Set each record down exactly, excluding all images.
— Begin —
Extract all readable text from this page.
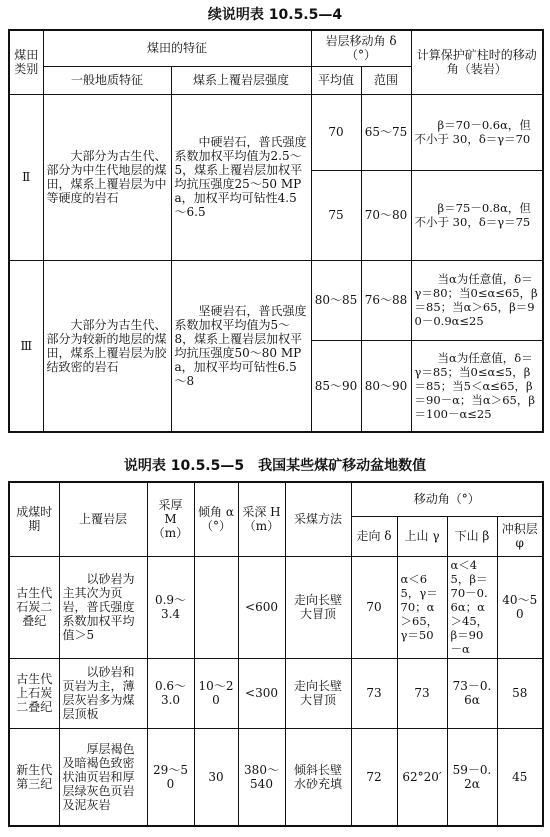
续说明表 10.5.5—4
煤田类别	煤田的特征		岩层移动角 δ（°）		计算保护矿柱时的移动角（装岩）
	一般地质特征	煤系上覆岩层强度	平均值	范围	
Ⅱ	大部分为古生代、部分为中生代地层的煤田，煤系上覆岩层为中等硬度的岩石	中硬岩石，普氏强度系数加权平均值为2.5～5，煤系上覆岩层加权平均抗压强度25～50 MPa，加权平均可钻性4.5～6.5	70	65～75	β＝70－0.6α，但不小于 30，δ＝γ＝70
			75	70～80	β＝75－0.8α，但不小于 30，δ＝γ＝75
Ⅲ	大部分为古生代、部分为较新的地层的煤田，煤系上覆岩层为胶结致密的岩石	坚硬岩石，普氏强度系数加权平均值为5～8，煤系上覆岩层加权平均抗压强度50～80 MPa，加权平均可钻性6.5～8	80～85	76～88	当α为任意值，δ＝γ＝80；当0≤α≤65，β＝85；当α＞65，β＝90－0.9α≤25
			85～90	80～90	当α为任意值，δ＝γ＝85；当0≤α≤5，β＝85；当5＜α≤65，β＝90－α；当α＞65，β＝100－α≤25
说明表 10.5.5—5　我国某些煤矿移动盆地数值
成煤时期	上覆岩层	采厚 M（m）	倾角 α（°）	采深 H（m）	采煤方法	移动角（°）			
						走向 δ	上山 γ	下山 β	冲积层 φ
古生代石炭二叠纪	以砂岩为主其次为页岩，普氏强度系数加权平均值＞5	0.9～3.4		<600	走向长壁大冒顶	70	α＜65，γ＝70；α＞65，γ＝50	α＜45，β＝70－0.6α；α＞45，β＝90－α	40～50
古生代上石炭二叠纪	以砂岩和页岩为主，薄层灰岩多为煤层顶板	0.6～3.0	10～20	<300	走向长壁大冒顶	73	73	73－0.6α	58
新生代第三纪	厚层褐色及暗褐色致密状油页岩和厚层绿灰色页岩及泥灰岩	29～50	30	380～540	倾斜长壁水砂充填	72	62°20′	59－0.2α	45
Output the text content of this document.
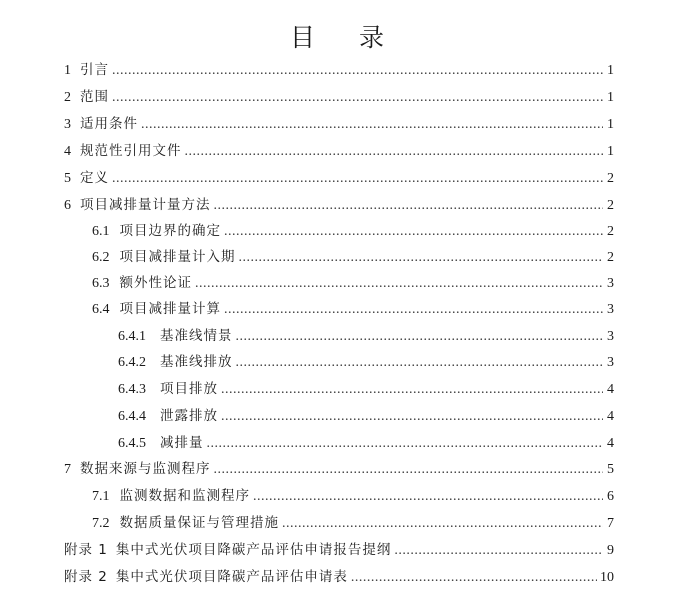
目 录
1 引言 .....	1
2 范围 .....	1
3 适用条件 .....	1
4 规范性引用文件 .....	1
5 定义 .....	2
6 项目减排量计量方法 .....	2
6.1 项目边界的确定 .....	2
6.2 项目减排量计入期 .....	2
6.3 额外性论证 .....	3
6.4 项目减排量计算 .....	3
6.4.1 基准线情景 .....	3
6.4.2 基准线排放 .....	3
6.4.3 项目排放 .....	4
6.4.4 泄露排放 .....	4
6.4.5 减排量 .....	4
7 数据来源与监测程序 .....	5
7.1 监测数据和监测程序 .....	6
7.2 数据质量保证与管理措施 .....	7
附录 1 集中式光伏项目降碳产品评估申请报告提纲 .....	9
附录 2 集中式光伏项目降碳产品评估申请表 .....	10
— End —
● RESPONSE TO THE EXERCISE
Extract all readable text from this page.
续说明表 10.5.5—4
煤田类别	煤田的特征		岩层移动角 δ（°）		计算保护矿柱时的移动角（装岩）
	一般地质特征	煤系上覆岩层强度	平均值	范围	
Ⅱ	大部分为古生代、部分为中生代地层的煤田，煤系上覆岩层为中等硬度的岩石	中硬岩石，普氏强度系数加权平均值为2.5～5，煤系上覆岩层加权平均抗压强度25～50 MPa，加权平均可钻性4.5～6.5	70	65～75	β＝70－0.6α，但不小于 30，δ＝γ＝70
			75	70～80	β＝75－0.8α，但不小于 30，δ＝γ＝75
Ⅲ	大部分为古生代、部分为较新的地层的煤田，煤系上覆岩层为胶结致密的岩石	坚硬岩石，普氏强度系数加权平均值为5～8，煤系上覆岩层加权平均抗压强度50～80 MPa，加权平均可钻性6.5～8	80～85	76～88	当α为任意值，δ＝γ＝80；当0≤α≤65，β＝85；当α＞65，β＝90－0.9α≤25
			85～90	80～90	当α为任意值，δ＝γ＝85；当0≤α≤5，β＝85；当5＜α≤65，β＝90－α；当α＞65，β＝100－α≤25
说明表 10.5.5—5　我国某些煤矿移动盆地数值
成煤时期	上覆岩层	采厚 M（m）	倾角 α（°）	采深 H（m）	采煤方法	移动角（°）			
						走向 δ	上山 γ	下山 β	冲积层 φ
古生代石炭二叠纪	以砂岩为主其次为页岩，普氏强度系数加权平均值＞5	0.9～3.4		<600	走向长壁大冒顶	70	α＜65，γ＝70；α＞65，γ＝50	α＜45，β＝70－0.6α；α＞45，β＝90－α	40～50
古生代上石炭二叠纪	以砂岩和页岩为主，薄层灰岩多为煤层顶板	0.6～3.0	10～20	<300	走向长壁大冒顶	73	73	73－0.6α	58
新生代第三纪	厚层褐色及暗褐色致密状油页岩和厚层绿灰色页岩及泥灰岩	29～50	30	380～540	倾斜长壁水砂充填	72	62°20′	59－0.2α	45
Output the text content of this document.
目 录
1 引言 .....	1
2 范围 .....	1
3 适用条件 .....	1
4 规范性引用文件 .....	1
5 定义 .....	2
6 项目减排量计量方法 .....	2
6.1 项目边界的确定 .....	2
6.2 项目减排量计入期 .....	2
6.3 额外性论证 .....	3
6.4 项目减排量计算 .....	3
6.4.1 基准线情景 .....	3
6.4.2 基准线排放 .....	3
6.4.3 项目排放 .....	4
6.4.4 泄露排放 .....	4
6.4.5 减排量 .....	4
7 数据来源与监测程序 .....	5
7.1 监测数据和监测程序 .....	6
7.2 数据质量保证与管理措施 .....	7
附录 1 集中式光伏项目降碳产品评估申请报告提纲 .....	9
附录 2 集中式光伏项目降碳产品评估申请表 .....	10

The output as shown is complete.